Reproduce the lines of the material exactly, from the start through the line containing "nav-link-baixe-o-app[interactable]: BAIXE O", including that line.

Annotated element listings
┌────────
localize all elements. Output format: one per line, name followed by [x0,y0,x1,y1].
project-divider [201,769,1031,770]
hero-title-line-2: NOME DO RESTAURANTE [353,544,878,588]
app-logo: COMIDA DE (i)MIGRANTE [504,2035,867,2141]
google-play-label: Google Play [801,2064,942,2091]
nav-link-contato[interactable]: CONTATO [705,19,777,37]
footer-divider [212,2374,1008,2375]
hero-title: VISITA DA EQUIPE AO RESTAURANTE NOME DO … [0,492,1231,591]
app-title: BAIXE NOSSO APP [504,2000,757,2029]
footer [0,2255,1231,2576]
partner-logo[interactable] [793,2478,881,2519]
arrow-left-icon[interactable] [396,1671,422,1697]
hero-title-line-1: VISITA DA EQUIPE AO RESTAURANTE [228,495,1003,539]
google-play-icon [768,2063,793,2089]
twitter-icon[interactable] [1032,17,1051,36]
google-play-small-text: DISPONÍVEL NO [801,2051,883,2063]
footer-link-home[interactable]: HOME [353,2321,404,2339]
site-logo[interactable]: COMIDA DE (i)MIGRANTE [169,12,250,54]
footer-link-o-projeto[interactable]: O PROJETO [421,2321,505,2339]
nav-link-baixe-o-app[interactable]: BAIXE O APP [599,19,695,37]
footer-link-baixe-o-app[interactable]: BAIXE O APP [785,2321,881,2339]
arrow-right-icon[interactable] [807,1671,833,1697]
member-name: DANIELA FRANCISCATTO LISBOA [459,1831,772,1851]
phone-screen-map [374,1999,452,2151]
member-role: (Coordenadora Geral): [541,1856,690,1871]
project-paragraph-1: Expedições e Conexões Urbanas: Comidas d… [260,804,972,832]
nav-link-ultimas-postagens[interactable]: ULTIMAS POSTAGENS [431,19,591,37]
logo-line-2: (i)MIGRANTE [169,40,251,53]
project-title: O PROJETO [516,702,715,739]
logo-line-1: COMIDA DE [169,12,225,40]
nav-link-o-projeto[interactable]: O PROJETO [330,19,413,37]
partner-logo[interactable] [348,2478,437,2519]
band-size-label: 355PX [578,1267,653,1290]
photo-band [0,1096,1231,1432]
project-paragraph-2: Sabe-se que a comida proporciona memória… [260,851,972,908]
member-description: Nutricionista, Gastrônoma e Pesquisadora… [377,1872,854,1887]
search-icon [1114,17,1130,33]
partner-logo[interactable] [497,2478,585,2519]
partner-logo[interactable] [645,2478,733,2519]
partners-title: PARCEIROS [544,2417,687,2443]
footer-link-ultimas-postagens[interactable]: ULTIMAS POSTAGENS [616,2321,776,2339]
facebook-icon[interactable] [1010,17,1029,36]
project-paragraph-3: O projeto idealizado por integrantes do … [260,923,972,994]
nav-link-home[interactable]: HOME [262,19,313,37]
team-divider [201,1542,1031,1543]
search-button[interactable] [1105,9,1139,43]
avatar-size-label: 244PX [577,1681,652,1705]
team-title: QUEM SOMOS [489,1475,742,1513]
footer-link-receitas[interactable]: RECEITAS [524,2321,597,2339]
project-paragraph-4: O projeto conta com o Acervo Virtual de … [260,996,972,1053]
└────────
[Worked answer]:
localize all elements. Output format: one per line, name followed by [x0,y0,x1,y1].
project-divider [201,769,1031,770]
hero-title-line-2: NOME DO RESTAURANTE [353,544,878,588]
app-logo: COMIDA DE (i)MIGRANTE [504,2035,867,2141]
google-play-label: Google Play [801,2064,942,2091]
nav-link-contato[interactable]: CONTATO [705,19,777,37]
footer-divider [212,2374,1008,2375]
hero-title: VISITA DA EQUIPE AO RESTAURANTE NOME DO … [0,492,1231,591]
app-title: BAIXE NOSSO APP [504,2000,757,2029]
footer [0,2255,1231,2576]
partner-logo[interactable] [793,2478,881,2519]
arrow-left-icon[interactable] [396,1671,422,1697]
hero-title-line-1: VISITA DA EQUIPE AO RESTAURANTE [228,495,1003,539]
google-play-icon [768,2063,793,2089]
twitter-icon[interactable] [1032,17,1051,36]
google-play-small-text: DISPONÍVEL NO [801,2051,883,2063]
footer-link-home[interactable]: HOME [353,2321,404,2339]
site-logo[interactable]: COMIDA DE (i)MIGRANTE [169,12,250,54]
footer-link-o-projeto[interactable]: O PROJETO [421,2321,505,2339]
nav-link-baixe-o-app[interactable]: BAIXE O APP [599,19,695,37]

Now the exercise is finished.